Fragmento del texto:
%%
A su corta edad no lograba entender por qué algunos niños llegaban después que él a dializarse y se trasplantaban antes. "A esa niñita o niñito lo trasplantaron, me decía cada vez que se enteraba de un caso, y después me preguntaba: ¿Y yo, cuándo?", recuerda Elizabeth.

Le respondía que cuando alguien muriera, le iba a llegar el riñón y lo iban a llamar. Sólo tenía que tener paciencia. Algo que a ella se le estaba acabando. En cada consulta con el doctor preguntaba: "¿Cuándo le va a tocar a Rafa?". Y la respuesta siempre era la misma. No llegaba un órgano compatible con él, su hijo generaba anticuerpos. "Fue tanto tiempo de espera. Tenía miedo que nunca llegara. Les salían a otros niños y a él no, yo pensaba por qué tanto tiempo, si ya le habían pasado cosas tan malas", dice. Ella quiso donarle su riñón, pero no eran compatibles. Tampoco su marido, pero él había decidido que se lo iba a dar en septiembre, tras un tratamiento al que debían someter a Rafael para que no rechazara el órgano. Sin embargo, siempre les recomendaban que mejor esperaran un trasplante.

Pero además del desgaste que significaba para Rafael, cada viaje a Santiago implicaba dejar la casa botada y a su otro hijo, al cuidado de vecinos o familiares. No podía compatibilizar las dos cosas estando todo el día afuera. Elizabeth tenía miedo de que tarde o temprano el niño le reclamaría, que Rafael muriera, que no hubiera hecho lo necesario, que ninguna persona compatible con su hijo apareciera. "Yo sabía que tenía que morir alguien para darle la vida a mi hijo. Pero la verdad es que no pensaba en esa persona. Lo único que quería era el riñón. Pensaba sólo en mi hijo".

Casi 48 horas después de que Carlos recibiera la llamada en su oficina, el teléfono también sonó en la casa de Elizabeth. Eran las 14 horas. Estaban almorzando. Pero esta vez no fue una sola llamada, sino tres.

En la primera, una enfermera del Ezequiel González Cortés le comunicaba que había un posible donante. La mujer no pudo disimular la emoción. Rafael lo notó de inmediato: "¿Qué pasa?", le preguntó. Ella le contó. El niño comenzó a saltar de alegría, pero sus brincos fueron interrumpidos por un segundo telefonazo: "No, lo sentimos, no es compatible", le dijo la voz de otra enfermera.
%%
Con la información:
1 - En el fragmento sobre la espera de Rafael, ¿por qué el marido de Elizabeth iba a darle el riñón en septiembre? Responde en una a tres oraciones.
2 - Transcribe del fragmento sobre la espera de Rafael el pasaje que va desde "En la primera, una" hasta "de otra enfermera.", ambos incluidos.
Los datos que vienen a continuación son un material aparte, sin relación con el fragmento.

[Datos para reconocer la estructura de documentos]
%%
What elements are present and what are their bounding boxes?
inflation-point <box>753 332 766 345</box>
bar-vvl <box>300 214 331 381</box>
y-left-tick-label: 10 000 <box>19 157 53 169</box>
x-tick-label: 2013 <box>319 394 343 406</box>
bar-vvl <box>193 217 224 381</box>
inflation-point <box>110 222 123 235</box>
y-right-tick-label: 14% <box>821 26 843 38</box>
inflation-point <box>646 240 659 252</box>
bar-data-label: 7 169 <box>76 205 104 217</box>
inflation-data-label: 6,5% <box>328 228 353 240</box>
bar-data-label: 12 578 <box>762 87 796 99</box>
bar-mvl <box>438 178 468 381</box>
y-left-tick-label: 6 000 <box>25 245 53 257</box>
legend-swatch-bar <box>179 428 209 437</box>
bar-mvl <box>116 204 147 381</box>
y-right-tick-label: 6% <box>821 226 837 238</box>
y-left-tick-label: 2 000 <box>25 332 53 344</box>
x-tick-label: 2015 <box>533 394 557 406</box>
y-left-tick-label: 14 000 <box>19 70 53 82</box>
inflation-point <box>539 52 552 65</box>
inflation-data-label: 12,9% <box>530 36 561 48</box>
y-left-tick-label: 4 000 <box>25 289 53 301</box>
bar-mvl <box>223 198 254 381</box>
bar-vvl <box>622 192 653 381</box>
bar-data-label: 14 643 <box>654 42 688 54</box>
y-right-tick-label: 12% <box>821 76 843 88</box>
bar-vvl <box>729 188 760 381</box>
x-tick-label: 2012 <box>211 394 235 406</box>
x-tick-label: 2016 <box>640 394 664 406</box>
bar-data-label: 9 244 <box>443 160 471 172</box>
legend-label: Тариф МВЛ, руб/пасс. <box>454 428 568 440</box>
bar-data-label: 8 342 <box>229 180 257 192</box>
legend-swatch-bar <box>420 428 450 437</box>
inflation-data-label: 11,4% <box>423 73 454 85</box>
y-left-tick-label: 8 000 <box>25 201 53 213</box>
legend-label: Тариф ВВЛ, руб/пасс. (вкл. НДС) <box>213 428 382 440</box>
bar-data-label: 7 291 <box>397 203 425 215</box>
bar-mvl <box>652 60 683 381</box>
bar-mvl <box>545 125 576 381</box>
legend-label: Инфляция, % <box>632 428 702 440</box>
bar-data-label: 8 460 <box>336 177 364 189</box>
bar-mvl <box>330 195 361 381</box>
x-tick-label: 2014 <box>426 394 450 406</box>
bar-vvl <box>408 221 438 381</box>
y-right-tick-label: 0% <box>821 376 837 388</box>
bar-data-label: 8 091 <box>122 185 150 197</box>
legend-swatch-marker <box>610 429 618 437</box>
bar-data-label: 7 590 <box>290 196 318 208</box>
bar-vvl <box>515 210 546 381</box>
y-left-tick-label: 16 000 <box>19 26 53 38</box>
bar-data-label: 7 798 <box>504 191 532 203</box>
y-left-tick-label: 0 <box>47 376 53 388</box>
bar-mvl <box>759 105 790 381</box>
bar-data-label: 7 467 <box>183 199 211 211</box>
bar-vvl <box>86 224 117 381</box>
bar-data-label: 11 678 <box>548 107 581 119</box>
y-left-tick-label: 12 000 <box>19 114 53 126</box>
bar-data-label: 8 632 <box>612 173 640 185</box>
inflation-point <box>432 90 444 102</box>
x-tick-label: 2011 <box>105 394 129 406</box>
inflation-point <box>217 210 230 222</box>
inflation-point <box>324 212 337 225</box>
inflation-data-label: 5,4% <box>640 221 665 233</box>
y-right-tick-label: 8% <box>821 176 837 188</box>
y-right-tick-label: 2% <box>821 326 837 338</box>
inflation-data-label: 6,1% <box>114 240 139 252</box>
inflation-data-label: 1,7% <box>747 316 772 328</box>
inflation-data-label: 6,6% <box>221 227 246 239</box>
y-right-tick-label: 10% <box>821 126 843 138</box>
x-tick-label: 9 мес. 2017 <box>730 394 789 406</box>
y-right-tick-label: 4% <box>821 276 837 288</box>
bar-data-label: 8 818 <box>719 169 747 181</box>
%%
Respuestas propuestas:
1 - Antes, Rafael debía someterse a un tratamiento para no rechazar el órgano. Por eso la donación quedó prevista para después de ese tratamiento, en septiembre.

2 -
En la primera, una enfermera del Ezequiel González Cortés le comunicaba que había un posible donante. La mujer no pudo disimular la emoción. Rafael lo notó de inmediato: "¿Qué pasa?", le preguntó. Ella le contó. El niño comenzó a saltar de alegría, pero sus brincos fueron interrumpidos por un segundo telefonazo: "No, lo sentimos, no es compatible", le dijo la voz de otra enfermera.